Source document:
============

Skip to content

gauravsoodtech/Mellow-mic

Repository files navigation

MellowMic

MellowMic

Real-time voice styles for creators — local, low-latency, zero cloud.

License: MIT Python 3.11+ Platform: Windows Tests: 56 passing


MellowMic routes your microphone through a chain of low-latency voice effects, optional AI voice conversion, and VB-Cable so any app — Discord, OBS, Teams, Zoom, Twitch — can pick up your transformed voice without sending audio to a cloud API.

  • Local-only. Audio never leaves your machine.
  • 5 ms one-way latency at the default block size — usable on a live stream.
  • Eight built-in DSP voices plus optional licensed RVC ONNX models.
  • A real desktop UI — dark / light themes, live VU meters, latency display, drop counter.
  • Hot-swappable effects with a 40 ms crossfade — switch presets while you talk without a click or pop.

Note

MellowMic does not ship celebrity voices or any speaker identity. The built-in DSP presets are effects (deeper, brighter, robotic, etc.) — they cannot make you sound like a specific person. AI voice models must be supplied by the user and must be owned or licensed for the intended use.


Table of Contents

  1. What you'll need
  2. Install — fast path
  3. Install — manual
  4. First run tutorial
  5. Using MellowMic with Discord / OBS / Teams
  6. The eight DSP voices
  7. AI voice models (optional)
  8. CLI mode
  9. Customizing effects
  10. VAD backends
  11. Formant-preserving pitch
  12. Building a single-exe
  13. Troubleshooting
  14. FAQ
  15. Architecture
  16. Development
  17. License

What you'll need

OS Windows 10 or 11
Python 3.11 or 3.13 (3.12 also works)
Routing VB-Audio Virtual Cable — free download, install once
Headphones Required for live monitoring (so you can hear yourself)
GPU (optional) NVIDIA + CUDA for AI voice mode at low latency

Install — fast path

Clone the repo, double-click the launcher. The launcher creates .venv on first run and installs everything for you.

git clone https://github.com/gauravsoodtech/Mellow-mic.git
cd Mellow-mic
.\MellowMic.cmd

That's it. Use MellowMic-Debug.cmd if you want the console window to stay open so you can read errors during setup.

Install — manual

If you'd rather control the venv yourself:

py -3.11 -m venv .venv
.\.venv\Scripts\activate
python -m pip install --upgrade pip
python -m pip install -r requirements.txt
python -m pip install -r requirements-dev.txt   # for tests
python main.py

Optional AI dependencies (only if you have an RVC ONNX model bundle):

python -m pip install -r requirements-ai.txt

First run tutorial

  1. Install VB-Cable. Download from https://vb-audio.com/Cable/, run the installer as administrator, reboot. You should now have a CABLE Input output device and a CABLE Output input device in Windows sound settings.

============

Record excerpts:
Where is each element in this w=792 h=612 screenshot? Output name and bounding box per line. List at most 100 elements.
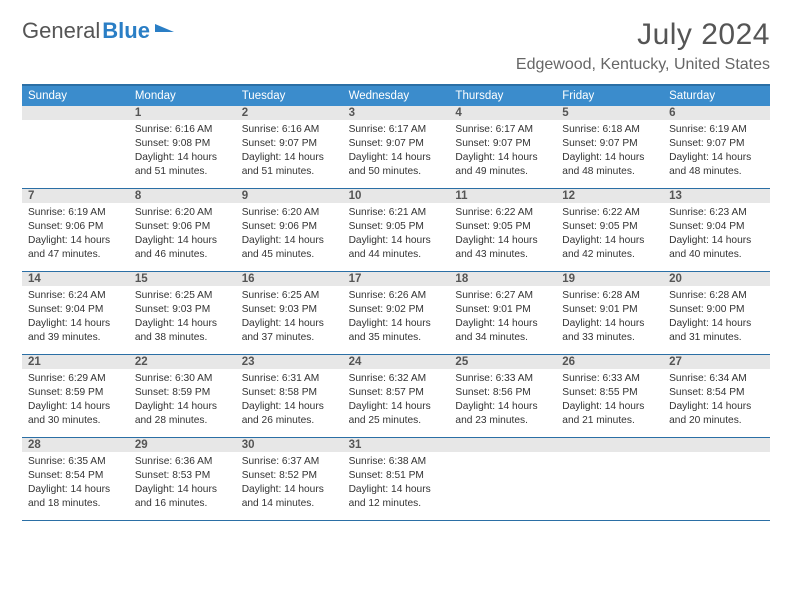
sunrise-line-value: 6:16 AM xyxy=(175,124,212,135)
sunset-line-label: Sunset: xyxy=(349,387,386,398)
page-subtitle: Edgewood, Kentucky, United States xyxy=(516,56,770,74)
sunrise-line-value: 6:25 AM xyxy=(175,290,212,301)
sunset-line-value: 8:54 PM xyxy=(65,470,103,481)
sunrise-line-value: 6:32 AM xyxy=(389,373,426,384)
calendar-cell: 7 Sunrise: 6:19 AMSunset: 9:06 PMDaylight… xyxy=(22,189,129,271)
sunset-line: Sunset: 8:54 PM xyxy=(669,386,764,400)
day-details: Sunrise: 6:25 AMSunset: 9:03 PMDaylight:… xyxy=(236,286,343,347)
sunrise-line-value: 6:22 AM xyxy=(496,207,533,218)
daylight-line-label: Daylight: xyxy=(135,152,177,163)
day-details: Sunrise: 6:38 AMSunset: 8:51 PMDaylight:… xyxy=(343,452,450,513)
day-number: 7 xyxy=(22,189,129,203)
day-number: 24 xyxy=(343,355,450,369)
sunset-line: Sunset: 9:01 PM xyxy=(562,303,657,317)
sunrise-line: Sunrise: 6:36 AM xyxy=(135,455,230,469)
calendar-cell xyxy=(663,438,770,520)
sunrise-line-value: 6:18 AM xyxy=(602,124,639,135)
daylight-line-label: Daylight: xyxy=(242,318,284,329)
daylight-line: Daylight: 14 hours and 31 minutes. xyxy=(669,317,764,345)
sunset-line-value: 9:06 PM xyxy=(65,221,103,232)
sunset-line-value: 8:51 PM xyxy=(386,470,424,481)
day-details: Sunrise: 6:28 AMSunset: 9:00 PMDaylight:… xyxy=(663,286,770,347)
daylight-line-label: Daylight: xyxy=(349,235,391,246)
sunrise-line-value: 6:28 AM xyxy=(602,290,639,301)
sunrise-line: Sunrise: 6:19 AM xyxy=(28,206,123,220)
daylight-line: Daylight: 14 hours and 49 minutes. xyxy=(455,151,550,179)
sunset-line-label: Sunset: xyxy=(669,221,706,232)
day-details: Sunrise: 6:33 AMSunset: 8:55 PMDaylight:… xyxy=(556,369,663,430)
calendar-cell: 22Sunrise: 6:30 AMSunset: 8:59 PMDayligh… xyxy=(129,355,236,437)
calendar-cell: 12Sunrise: 6:22 AMSunset: 9:05 PMDayligh… xyxy=(556,189,663,271)
daylight-line-label: Daylight: xyxy=(562,235,604,246)
calendar-cell xyxy=(22,106,129,188)
sunset-line-label: Sunset: xyxy=(349,221,386,232)
sunset-line: Sunset: 9:02 PM xyxy=(349,303,444,317)
sunrise-line: Sunrise: 6:24 AM xyxy=(28,289,123,303)
sunset-line: Sunset: 9:06 PM xyxy=(242,220,337,234)
sunset-line-label: Sunset: xyxy=(135,470,172,481)
sunrise-line: Sunrise: 6:22 AM xyxy=(562,206,657,220)
day-number: 19 xyxy=(556,272,663,286)
calendar-cell: 6Sunrise: 6:19 AMSunset: 9:07 PMDaylight… xyxy=(663,106,770,188)
sunrise-line-value: 6:22 AM xyxy=(602,207,639,218)
sunset-line-value: 8:58 PM xyxy=(279,387,317,398)
day-number: 13 xyxy=(663,189,770,203)
sunrise-line-label: Sunrise: xyxy=(455,290,495,301)
sunrise-line-label: Sunrise: xyxy=(135,456,175,467)
calendar-cell: 21Sunrise: 6:29 AMSunset: 8:59 PMDayligh… xyxy=(22,355,129,437)
day-details: Sunrise: 6:25 AMSunset: 9:03 PMDaylight:… xyxy=(129,286,236,347)
sunset-line-label: Sunset: xyxy=(562,221,599,232)
sunset-line-label: Sunset: xyxy=(669,304,706,315)
day-details: Sunrise: 6:36 AMSunset: 8:53 PMDaylight:… xyxy=(129,452,236,513)
daylight-line: Daylight: 14 hours and 51 minutes. xyxy=(135,151,230,179)
day-number: 29 xyxy=(129,438,236,452)
sunset-line: Sunset: 9:01 PM xyxy=(455,303,550,317)
sunset-line-label: Sunset: xyxy=(242,138,279,149)
daylight-line: Daylight: 14 hours and 42 minutes. xyxy=(562,234,657,262)
sunrise-line-value: 6:29 AM xyxy=(68,373,105,384)
daylight-line: Daylight: 14 hours and 38 minutes. xyxy=(135,317,230,345)
daylight-line-label: Daylight: xyxy=(669,235,711,246)
sunrise-line-value: 6:26 AM xyxy=(389,290,426,301)
sunset-line: Sunset: 9:07 PM xyxy=(242,137,337,151)
logo-flag-icon xyxy=(154,22,176,40)
day-number: 8 xyxy=(129,189,236,203)
sunset-line-label: Sunset: xyxy=(28,387,65,398)
calendar-cell: 5Sunrise: 6:18 AMSunset: 9:07 PMDaylight… xyxy=(556,106,663,188)
sunset-line-value: 9:08 PM xyxy=(172,138,210,149)
sunset-line: Sunset: 9:06 PM xyxy=(28,220,123,234)
day-number: 12 xyxy=(556,189,663,203)
daylight-line: Daylight: 14 hours and 33 minutes. xyxy=(562,317,657,345)
sunrise-line-label: Sunrise: xyxy=(242,124,282,135)
calendar-cell: 4Sunrise: 6:17 AMSunset: 9:07 PMDaylight… xyxy=(449,106,556,188)
calendar-cell: 28Sunrise: 6:35 AMSunset: 8:54 PMDayligh… xyxy=(22,438,129,520)
day-number: 15 xyxy=(129,272,236,286)
sunrise-line-label: Sunrise: xyxy=(349,207,389,218)
sunset-line: Sunset: 9:05 PM xyxy=(562,220,657,234)
daylight-line-label: Daylight: xyxy=(28,401,70,412)
daylight-line: Daylight: 14 hours and 45 minutes. xyxy=(242,234,337,262)
day-details: Sunrise: 6:22 AMSunset: 9:05 PMDaylight:… xyxy=(556,203,663,264)
day-number: 5 xyxy=(556,106,663,120)
daylight-line-label: Daylight: xyxy=(28,235,70,246)
daylight-line-label: Daylight: xyxy=(135,484,177,495)
calendar-cell: 8Sunrise: 6:20 AMSunset: 9:06 PMDaylight… xyxy=(129,189,236,271)
day-details: Sunrise: 6:35 AMSunset: 8:54 PMDaylight:… xyxy=(22,452,129,513)
day-details: Sunrise: 6:30 AMSunset: 8:59 PMDaylight:… xyxy=(129,369,236,430)
daylight-line: Daylight: 14 hours and 47 minutes. xyxy=(28,234,123,262)
calendar-cell: 19Sunrise: 6:28 AMSunset: 9:01 PMDayligh… xyxy=(556,272,663,354)
calendar-week: 21Sunrise: 6:29 AMSunset: 8:59 PMDayligh… xyxy=(22,355,770,438)
sunset-line-value: 8:52 PM xyxy=(279,470,317,481)
day-details: Sunrise: 6:29 AMSunset: 8:59 PMDaylight:… xyxy=(22,369,129,430)
sunrise-line-label: Sunrise: xyxy=(135,290,175,301)
weekday-label: Wednesday xyxy=(343,86,450,106)
sunrise-line-label: Sunrise: xyxy=(562,207,602,218)
sunset-line-label: Sunset: xyxy=(349,304,386,315)
day-details: Sunrise: 6:28 AMSunset: 9:01 PMDaylight:… xyxy=(556,286,663,347)
calendar-cell xyxy=(556,438,663,520)
sunrise-line-value: 6:20 AM xyxy=(282,207,319,218)
daylight-line-label: Daylight: xyxy=(669,401,711,412)
day-number: 10 xyxy=(343,189,450,203)
sunrise-line-value: 6:33 AM xyxy=(602,373,639,384)
daylight-line: Daylight: 14 hours and 20 minutes. xyxy=(669,400,764,428)
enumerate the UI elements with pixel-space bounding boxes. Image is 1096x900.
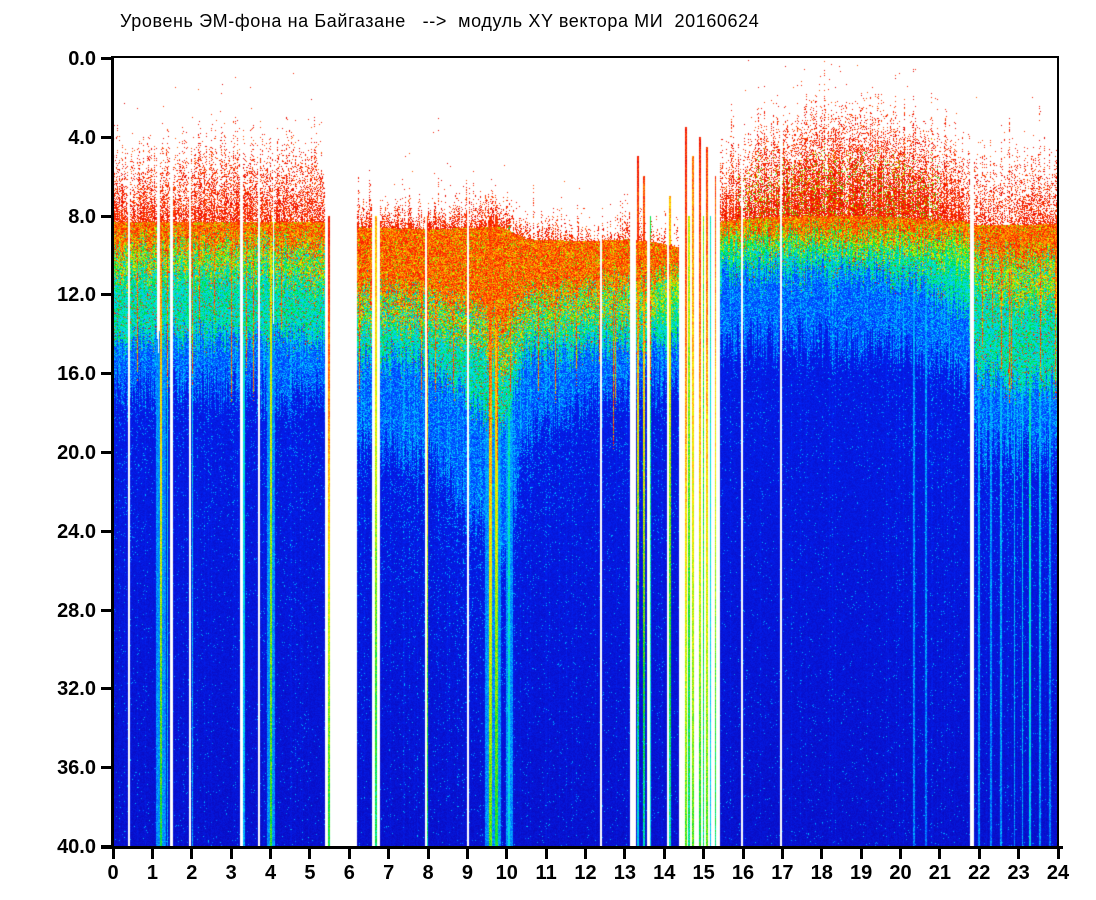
x-axis-label: 18 <box>810 862 833 884</box>
x-tick <box>347 849 351 859</box>
x-axis-label: 17 <box>771 862 794 884</box>
y-axis-label: 4.0 <box>68 126 96 149</box>
y-tick <box>101 529 112 533</box>
x-tick <box>780 849 784 859</box>
y-tick <box>101 845 112 848</box>
x-axis-label: 0 <box>107 862 119 884</box>
x-axis-label: 4 <box>264 862 277 884</box>
x-axis-label: 1 <box>146 862 158 884</box>
y-tick <box>101 687 112 691</box>
x-axis-label: 24 <box>1046 862 1070 884</box>
x-axis-label: 22 <box>968 862 991 884</box>
x-tick <box>1056 849 1060 859</box>
plot-border-right <box>1057 56 1059 847</box>
x-tick <box>662 849 666 859</box>
x-axis-label: 5 <box>304 862 316 884</box>
x-axis-label: 14 <box>653 862 676 884</box>
x-tick <box>741 849 745 859</box>
x-tick <box>544 849 548 859</box>
x-axis-label: 10 <box>495 862 518 884</box>
x-tick <box>702 849 706 859</box>
x-axis-label: 9 <box>461 862 473 884</box>
x-axis-label: 11 <box>535 862 557 884</box>
x-axis-label: 23 <box>1007 862 1030 884</box>
y-axis-label: 32.0 <box>57 678 96 701</box>
plot-border-top <box>111 56 1059 58</box>
x-axis-label: 21 <box>928 862 951 884</box>
y-tick <box>101 451 112 454</box>
x-axis-label: 6 <box>343 862 355 884</box>
x-tick <box>820 849 824 859</box>
y-tick <box>101 57 112 60</box>
y-axis-label: 16.0 <box>57 363 96 386</box>
y-tick <box>101 293 112 297</box>
x-tick <box>584 849 587 859</box>
x-tick <box>150 849 154 859</box>
y-axis-label: 20.0 <box>57 442 96 464</box>
x-tick <box>1017 849 1021 859</box>
x-tick <box>387 849 391 859</box>
y-axis-label: 8.0 <box>68 205 96 228</box>
x-tick <box>623 849 627 859</box>
x-tick <box>899 849 902 859</box>
y-axis-label: 28.0 <box>57 599 96 622</box>
x-axis-label: 15 <box>692 862 715 884</box>
x-tick <box>505 849 509 859</box>
y-axis-label: 36.0 <box>57 757 96 780</box>
x-axis-label: 20 <box>889 862 912 884</box>
x-tick <box>938 849 942 859</box>
x-axis-line <box>101 846 1063 849</box>
x-tick <box>111 849 115 859</box>
y-tick <box>101 214 112 218</box>
x-tick <box>977 849 981 859</box>
y-tick <box>101 608 112 612</box>
spectrogram-heatmap <box>113 58 1058 846</box>
x-axis-label: 7 <box>383 862 395 884</box>
y-axis-line <box>111 56 114 849</box>
x-tick <box>229 849 233 859</box>
x-axis-label: 12 <box>574 862 597 884</box>
y-axis-label: 40.0 <box>57 836 96 858</box>
x-tick <box>269 849 272 859</box>
y-tick <box>101 766 112 770</box>
x-axis-label: 19 <box>850 862 873 884</box>
y-tick <box>101 135 112 139</box>
x-axis-label: 8 <box>422 862 434 884</box>
x-tick <box>465 849 469 859</box>
chart-title: Уровень ЭМ-фона на Байгазане --> модуль … <box>120 11 760 31</box>
y-axis-label: 12.0 <box>57 284 96 307</box>
x-tick <box>426 849 430 859</box>
y-tick <box>101 372 112 376</box>
x-tick <box>308 849 312 859</box>
x-axis-label: 13 <box>613 862 636 884</box>
y-axis-label: 0.0 <box>68 48 96 70</box>
y-axis-label: 24.0 <box>57 520 96 543</box>
x-axis-label: 3 <box>225 862 237 884</box>
x-tick <box>190 849 194 859</box>
x-tick <box>859 849 863 859</box>
x-axis-label: 16 <box>731 862 755 884</box>
x-axis-label: 2 <box>186 862 198 884</box>
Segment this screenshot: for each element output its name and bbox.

============

Written request 1:
Answer these from the MellowMic README:
(a) What one-way latency does MellowMic reach at the default block size?
(b) How long is the crossfade used when swapping effects?
(c) Which launcher keeps the console window open so setup errors can be read?
Written request 2:
Resume the MellowMic README after its last sentence, carrying on the first run tutorial.
The rows have no connection to the MellowMic README.

Final answer 1:
(a) 5 ms
(b) 40 ms
(c) MellowMic-Debug.cmd

Final answer 2:
  2. Launch MellowMic with MellowMic.cmd.
  3. In the Routing panel:
    • Microphone Input — your real mic.
    • MellowMic OutputCABLE Input (VB-Audio Virtual Cable). The app auto-detects this on first run.
    • Headphone Monitor — your headphones (so you can hear the processed voice). Toggle the monitor switch on.
  4. Click Start Processing.
  5. Talk. You should hear your voice in your headphones.
  6. Try a preset:
    • Start with Clean Bypass to confirm routing.
    • Switch to DSP Effects → Feminine DSP (or any other) and slide the Voice Blend slider — left is dry, right is fully processed.
  7. Open the app you want to use the voice in (Discord, OBS, Teams) and set its microphone to CABLE Output (VB-Audio Virtual Cable). That app now hears your processed voice.

That's the loop. Your settings — engine mode, active effect, blend level, devices, monitor toggle — persist between runs.


Using MellowMic with Discord / OBS / Teams

Once routing is working, point each app's microphone setting at CABLE Output:

Discord

  1. Settings → Voice & Video
  2. Input DeviceCABLE Output (VB-Audio Virtual Cable)
  3. Voice Processing → turn off "Echo Cancellation" and "Noise Suppression" (Discord's processing fights ours).

OBS

  1. Settings → Audio
  2. Mic / Auxiliary AudioCABLE Output (VB-Audio Virtual Cable)

Microsoft Teams

  1. Settings → Devices
  2. MicrophoneCABLE Output. Teams' built-in noise suppression will partially fight MellowMic's chain — set it to "Low" or off.

Zoom

  1. Settings → Audio
  2. MicrophoneCABLE Output
  3. Disable "Automatically adjust microphone volume" and "Suppress background noise" for predictable behavior.

The eight DSP voices

Preset What it does
Bypass Clean passthrough, no processing. Use to confirm routing.
Deep Voice -1.5 semitone shift + warm/smooth EQ + tanh saturation. Lower, broader.
Bright Voice +4.0 semitone shift, mostly wet. Playful chipmunk-style.
Feminine DSP +1.8 semitone shift + 4-stage EQ (HP 120 Hz, body, air, deess) + limiting. Low-latency feminine approximation.
Robot 72 Hz ring modulation, kept readable.
Radio 300–3400 Hz bandpass plus tanh distortion — AM-radio crackle.
Echo 280 ms delay, 38 % feedback, 55 % wet. Spacious.
Demon -3.0 semitone shift + 45 Hz ring mod + sub-bass emphasis. Dramatic growl.

The Voice Blend slider mixes dry and wet for every preset, so you can dial any effect from subtle to extreme.


AI voice models (optional)

For a true new-speaker voice you need an RVC ONNX model bundle. Drop bundles under models/ like:

models/
└── my_voice/
    ├── metadata.json     # see models/README.md for schema
    └── voice.onnx

Then in the app, switch to AI Model Voice, pick the model, and choose CUDAExecutionProvider if you have an NVIDIA GPU.

Important

AI models are NOT shipped with MellowMic. You must own or license any model you use. The app does not generate, train, or distribute speaker identities.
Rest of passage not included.